*What is required*
All of the data must be printed exactly; please include every line.

*Material for this task*
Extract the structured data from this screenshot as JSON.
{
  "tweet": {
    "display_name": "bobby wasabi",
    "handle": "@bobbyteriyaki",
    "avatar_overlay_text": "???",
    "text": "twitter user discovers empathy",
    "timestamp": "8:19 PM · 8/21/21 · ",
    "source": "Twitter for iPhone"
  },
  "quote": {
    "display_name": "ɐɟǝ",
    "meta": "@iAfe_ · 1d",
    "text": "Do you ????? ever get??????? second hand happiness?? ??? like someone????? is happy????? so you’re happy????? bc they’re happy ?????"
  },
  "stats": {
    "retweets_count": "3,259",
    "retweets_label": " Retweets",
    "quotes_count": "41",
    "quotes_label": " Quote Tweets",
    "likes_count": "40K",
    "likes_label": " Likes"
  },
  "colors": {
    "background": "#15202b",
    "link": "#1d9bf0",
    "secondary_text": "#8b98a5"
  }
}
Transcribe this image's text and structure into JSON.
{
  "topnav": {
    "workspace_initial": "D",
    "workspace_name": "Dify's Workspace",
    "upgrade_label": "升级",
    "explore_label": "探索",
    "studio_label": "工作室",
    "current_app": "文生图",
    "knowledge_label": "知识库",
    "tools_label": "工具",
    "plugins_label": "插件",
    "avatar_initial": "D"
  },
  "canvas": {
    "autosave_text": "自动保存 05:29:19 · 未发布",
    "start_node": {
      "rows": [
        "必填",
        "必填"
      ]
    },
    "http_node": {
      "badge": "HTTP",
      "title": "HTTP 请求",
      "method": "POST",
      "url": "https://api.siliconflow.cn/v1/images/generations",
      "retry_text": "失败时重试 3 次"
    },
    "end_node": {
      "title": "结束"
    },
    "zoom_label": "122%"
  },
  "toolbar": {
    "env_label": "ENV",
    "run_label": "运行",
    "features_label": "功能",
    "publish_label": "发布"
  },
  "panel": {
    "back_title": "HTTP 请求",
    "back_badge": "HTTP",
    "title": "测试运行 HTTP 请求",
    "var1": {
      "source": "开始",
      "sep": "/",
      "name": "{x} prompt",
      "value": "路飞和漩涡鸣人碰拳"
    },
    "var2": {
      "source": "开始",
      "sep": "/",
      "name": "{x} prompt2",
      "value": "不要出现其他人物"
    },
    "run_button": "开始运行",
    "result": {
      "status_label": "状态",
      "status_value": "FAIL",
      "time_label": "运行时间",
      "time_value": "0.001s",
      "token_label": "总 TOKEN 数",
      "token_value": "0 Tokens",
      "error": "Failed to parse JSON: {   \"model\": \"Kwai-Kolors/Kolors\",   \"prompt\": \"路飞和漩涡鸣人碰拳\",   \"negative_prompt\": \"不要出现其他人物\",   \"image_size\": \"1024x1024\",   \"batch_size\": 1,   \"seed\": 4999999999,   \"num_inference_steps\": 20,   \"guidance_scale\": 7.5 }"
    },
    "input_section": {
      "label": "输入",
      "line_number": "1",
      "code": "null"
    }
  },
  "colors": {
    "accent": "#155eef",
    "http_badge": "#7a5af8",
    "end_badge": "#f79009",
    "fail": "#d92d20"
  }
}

*Output for this task*
Extract the structured data from this screenshot as JSON.
{
  "tweet": {
    "display_name": "bobby wasabi",
    "handle": "@bobbyteriyaki",
    "avatar_overlay_text": "???",
    "text": "twitter user discovers empathy",
    "timestamp": "8:19 PM · 8/21/21 · ",
    "source": "Twitter for iPhone"
  },
  "quote": {
    "display_name": "ɐɟǝ",
    "meta": "@iAfe_ · 1d",
    "text": "Do you ????? ever get??????? second hand happiness?? ??? like someone????? is happy????? so you’re happy????? bc they’re happy ?????"
  },
  "stats": {
    "retweets_count": "3,259",
    "retweets_label": " Retweets",
    "quotes_count": "41",
    "quotes_label": " Quote Tweets",
    "likes_count": "40K",
    "likes_label": " Likes"
  },
  "colors": {
    "background": "#15202b",
    "link": "#1d9bf0",
    "secondary_text": "#8b98a5"
  }
}
Transcribe this image's text and structure into JSON.
{
  "topnav": {
    "workspace_initial": "D",
    "workspace_name": "Dify's Workspace",
    "upgrade_label": "升级",
    "explore_label": "探索",
    "studio_label": "工作室",
    "current_app": "文生图",
    "knowledge_label": "知识库",
    "tools_label": "工具",
    "plugins_label": "插件",
    "avatar_initial": "D"
  },
  "canvas": {
    "autosave_text": "自动保存 05:29:19 · 未发布",
    "start_node": {
      "rows": [
        "必填",
        "必填"
      ]
    },
    "http_node": {
      "badge": "HTTP",
      "title": "HTTP 请求",
      "method": "POST",
      "url": "https://api.siliconflow.cn/v1/images/generations",
      "retry_text": "失败时重试 3 次"
    },
    "end_node": {
      "title": "结束"
    },
    "zoom_label": "122%"
  },
  "toolbar": {
    "env_label": "ENV",
    "run_label": "运行",
    "features_label": "功能",
    "publish_label": "发布"
  },
  "panel": {
    "back_title": "HTTP 请求",
    "back_badge": "HTTP",
    "title": "测试运行 HTTP 请求",
    "var1": {
      "source": "开始",
      "sep": "/",
      "name": "{x} prompt",
      "value": "路飞和漩涡鸣人碰拳"
    },
    "var2": {
      "source": "开始",
      "sep": "/",
      "name": "{x} prompt2",
      "value": "不要出现其他人物"
    },
    "run_button": "开始运行",
    "result": {
      "status_label": "状态",
      "status_value": "FAIL",
      "time_label": "运行时间",
      "time_value": "0.001s",
      "token_label": "总 TOKEN 数",
      "token_value": "0 Tokens",
      "error": "Failed to parse JSON: {   \"model\": \"Kwai-Kolors/Kolors\",   \"prompt\": \"路飞和漩涡鸣人碰拳\",   \"negative_prompt\": \"不要出现其他人物\",   \"image_size\": \"1024x1024\",   \"batch_size\": 1,   \"seed\": 4999999999,   \"num_inference_steps\": 20,   \"guidance_scale\": 7.5 }"
    },
    "input_section": {
      "label": "输入",
      "line_number": "1",
      "code": "null"
    }
  },
  "colors": {
    "accent": "#155eef",
    "http_badge": "#7a5af8",
    "end_badge": "#f79009",
    "fail": "#d92d20"
  }
}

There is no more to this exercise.